> [EXERCISE TASK] Can you restate the records below word for word?

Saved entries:
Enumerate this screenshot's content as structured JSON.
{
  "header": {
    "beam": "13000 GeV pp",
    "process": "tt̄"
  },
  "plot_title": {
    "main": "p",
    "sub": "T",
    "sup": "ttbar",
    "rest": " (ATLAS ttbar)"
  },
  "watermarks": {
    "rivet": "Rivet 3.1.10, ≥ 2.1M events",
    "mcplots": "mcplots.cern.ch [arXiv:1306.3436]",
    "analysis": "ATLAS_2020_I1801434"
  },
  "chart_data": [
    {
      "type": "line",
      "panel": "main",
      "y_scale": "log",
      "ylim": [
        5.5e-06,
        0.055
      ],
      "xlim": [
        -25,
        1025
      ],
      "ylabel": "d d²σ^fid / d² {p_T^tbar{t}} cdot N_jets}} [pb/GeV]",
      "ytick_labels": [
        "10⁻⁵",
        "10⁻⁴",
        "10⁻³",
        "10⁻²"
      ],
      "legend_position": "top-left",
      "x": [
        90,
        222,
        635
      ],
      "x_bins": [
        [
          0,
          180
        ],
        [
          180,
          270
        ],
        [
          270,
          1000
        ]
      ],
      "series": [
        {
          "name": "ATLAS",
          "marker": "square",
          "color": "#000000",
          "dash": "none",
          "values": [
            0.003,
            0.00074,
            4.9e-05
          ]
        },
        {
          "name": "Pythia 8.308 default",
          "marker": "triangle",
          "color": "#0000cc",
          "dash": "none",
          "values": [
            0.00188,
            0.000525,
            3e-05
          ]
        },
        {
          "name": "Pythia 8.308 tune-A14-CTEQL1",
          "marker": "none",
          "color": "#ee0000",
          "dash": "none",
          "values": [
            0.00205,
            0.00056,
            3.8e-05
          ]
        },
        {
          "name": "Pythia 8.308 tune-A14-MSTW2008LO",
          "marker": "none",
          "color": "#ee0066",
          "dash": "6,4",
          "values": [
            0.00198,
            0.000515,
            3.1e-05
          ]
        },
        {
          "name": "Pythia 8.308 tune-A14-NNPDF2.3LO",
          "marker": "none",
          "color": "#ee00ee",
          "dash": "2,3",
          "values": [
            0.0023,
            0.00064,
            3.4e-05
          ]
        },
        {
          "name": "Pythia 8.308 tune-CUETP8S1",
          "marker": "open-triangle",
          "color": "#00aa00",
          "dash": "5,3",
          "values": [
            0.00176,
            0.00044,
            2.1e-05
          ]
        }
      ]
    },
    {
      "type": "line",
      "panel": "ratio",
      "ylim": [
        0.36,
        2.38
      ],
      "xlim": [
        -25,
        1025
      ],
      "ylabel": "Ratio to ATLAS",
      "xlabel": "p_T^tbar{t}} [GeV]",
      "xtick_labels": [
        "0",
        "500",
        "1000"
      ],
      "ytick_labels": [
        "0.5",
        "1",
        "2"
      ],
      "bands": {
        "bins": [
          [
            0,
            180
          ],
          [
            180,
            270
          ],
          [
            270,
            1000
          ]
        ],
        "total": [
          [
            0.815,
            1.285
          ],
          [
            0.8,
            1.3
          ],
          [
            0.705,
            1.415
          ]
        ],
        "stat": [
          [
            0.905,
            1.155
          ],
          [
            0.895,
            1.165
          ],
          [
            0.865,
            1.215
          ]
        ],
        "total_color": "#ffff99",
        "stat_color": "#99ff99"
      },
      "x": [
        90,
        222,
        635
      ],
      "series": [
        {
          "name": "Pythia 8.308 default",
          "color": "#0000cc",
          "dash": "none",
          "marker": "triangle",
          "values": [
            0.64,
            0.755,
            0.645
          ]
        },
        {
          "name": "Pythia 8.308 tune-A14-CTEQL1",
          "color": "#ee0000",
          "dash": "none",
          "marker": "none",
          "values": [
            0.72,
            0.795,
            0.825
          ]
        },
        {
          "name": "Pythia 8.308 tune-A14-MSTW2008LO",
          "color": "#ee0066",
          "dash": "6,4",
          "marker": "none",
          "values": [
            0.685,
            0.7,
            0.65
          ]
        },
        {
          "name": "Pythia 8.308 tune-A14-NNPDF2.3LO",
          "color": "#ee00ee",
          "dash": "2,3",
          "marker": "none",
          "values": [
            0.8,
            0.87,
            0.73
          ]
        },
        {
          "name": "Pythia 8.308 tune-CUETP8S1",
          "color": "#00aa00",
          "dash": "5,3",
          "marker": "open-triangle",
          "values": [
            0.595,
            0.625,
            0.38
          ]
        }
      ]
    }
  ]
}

> [ANSWER IN FULL]
Enumerate this screenshot's content as structured JSON.
{
  "header": {
    "beam": "13000 GeV pp",
    "process": "tt̄"
  },
  "plot_title": {
    "main": "p",
    "sub": "T",
    "sup": "ttbar",
    "rest": " (ATLAS ttbar)"
  },
  "watermarks": {
    "rivet": "Rivet 3.1.10, ≥ 2.1M events",
    "mcplots": "mcplots.cern.ch [arXiv:1306.3436]",
    "analysis": "ATLAS_2020_I1801434"
  },
  "chart_data": [
    {
      "type": "line",
      "panel": "main",
      "y_scale": "log",
      "ylim": [
        5.5e-06,
        0.055
      ],
      "xlim": [
        -25,
        1025
      ],
      "ylabel": "d d²σ^fid / d² {p_T^tbar{t}} cdot N_jets}} [pb/GeV]",
      "ytick_labels": [
        "10⁻⁵",
        "10⁻⁴",
        "10⁻³",
        "10⁻²"
      ],
      "legend_position": "top-left",
      "x": [
        90,
        222,
        635
      ],
      "x_bins": [
        [
          0,
          180
        ],
        [
          180,
          270
        ],
        [
          270,
          1000
        ]
      ],
      "series": [
        {
          "name": "ATLAS",
          "marker": "square",
          "color": "#000000",
          "dash": "none",
          "values": [
            0.003,
            0.00074,
            4.9e-05
          ]
        },
        {
          "name": "Pythia 8.308 default",
          "marker": "triangle",
          "color": "#0000cc",
          "dash": "none",
          "values": [
            0.00188,
            0.000525,
            3e-05
          ]
        },
        {
          "name": "Pythia 8.308 tune-A14-CTEQL1",
          "marker": "none",
          "color": "#ee0000",
          "dash": "none",
          "values": [
            0.00205,
            0.00056,
            3.8e-05
          ]
        },
        {
          "name": "Pythia 8.308 tune-A14-MSTW2008LO",
          "marker": "none",
          "color": "#ee0066",
          "dash": "6,4",
          "values": [
            0.00198,
            0.000515,
            3.1e-05
          ]
        },
        {
          "name": "Pythia 8.308 tune-A14-NNPDF2.3LO",
          "marker": "none",
          "color": "#ee00ee",
          "dash": "2,3",
          "values": [
            0.0023,
            0.00064,
            3.4e-05
          ]
        },
        {
          "name": "Pythia 8.308 tune-CUETP8S1",
          "marker": "open-triangle",
          "color": "#00aa00",
          "dash": "5,3",
          "values": [
            0.00176,
            0.00044,
            2.1e-05
          ]
        }
      ]
    },
    {
      "type": "line",
      "panel": "ratio",
      "ylim": [
        0.36,
        2.38
      ],
      "xlim": [
        -25,
        1025
      ],
      "ylabel": "Ratio to ATLAS",
      "xlabel": "p_T^tbar{t}} [GeV]",
      "xtick_labels": [
        "0",
        "500",
        "1000"
      ],
      "ytick_labels": [
        "0.5",
        "1",
        "2"
      ],
      "bands": {
        "bins": [
          [
            0,
            180
          ],
          [
            180,
            270
          ],
          [
            270,
            1000
          ]
        ],
        "total": [
          [
            0.815,
            1.285
          ],
          [
            0.8,
            1.3
          ],
          [
            0.705,
            1.415
          ]
        ],
        "stat": [
          [
            0.905,
            1.155
          ],
          [
            0.895,
            1.165
          ],
          [
            0.865,
            1.215
          ]
        ],
        "total_color": "#ffff99",
        "stat_color": "#99ff99"
      },
      "x": [
        90,
        222,
        635
      ],
      "series": [
        {
          "name": "Pythia 8.308 default",
          "color": "#0000cc",
          "dash": "none",
          "marker": "triangle",
          "values": [
            0.64,
            0.755,
            0.645
          ]
        },
        {
          "name": "Pythia 8.308 tune-A14-CTEQL1",
          "color": "#ee0000",
          "dash": "none",
          "marker": "none",
          "values": [
            0.72,
            0.795,
            0.825
          ]
        },
        {
          "name": "Pythia 8.308 tune-A14-MSTW2008LO",
          "color": "#ee0066",
          "dash": "6,4",
          "marker": "none",
          "values": [
            0.685,
            0.7,
            0.65
          ]
        },
        {
          "name": "Pythia 8.308 tune-A14-NNPDF2.3LO",
          "color": "#ee00ee",
          "dash": "2,3",
          "marker": "none",
          "values": [
            0.8,
            0.87,
            0.73
          ]
        },
        {
          "name": "Pythia 8.308 tune-CUETP8S1",
          "color": "#00aa00",
          "dash": "5,3",
          "marker": "open-triangle",
          "values": [
            0.595,
            0.625,
            0.38
          ]
        }
      ]
    }
  ]
}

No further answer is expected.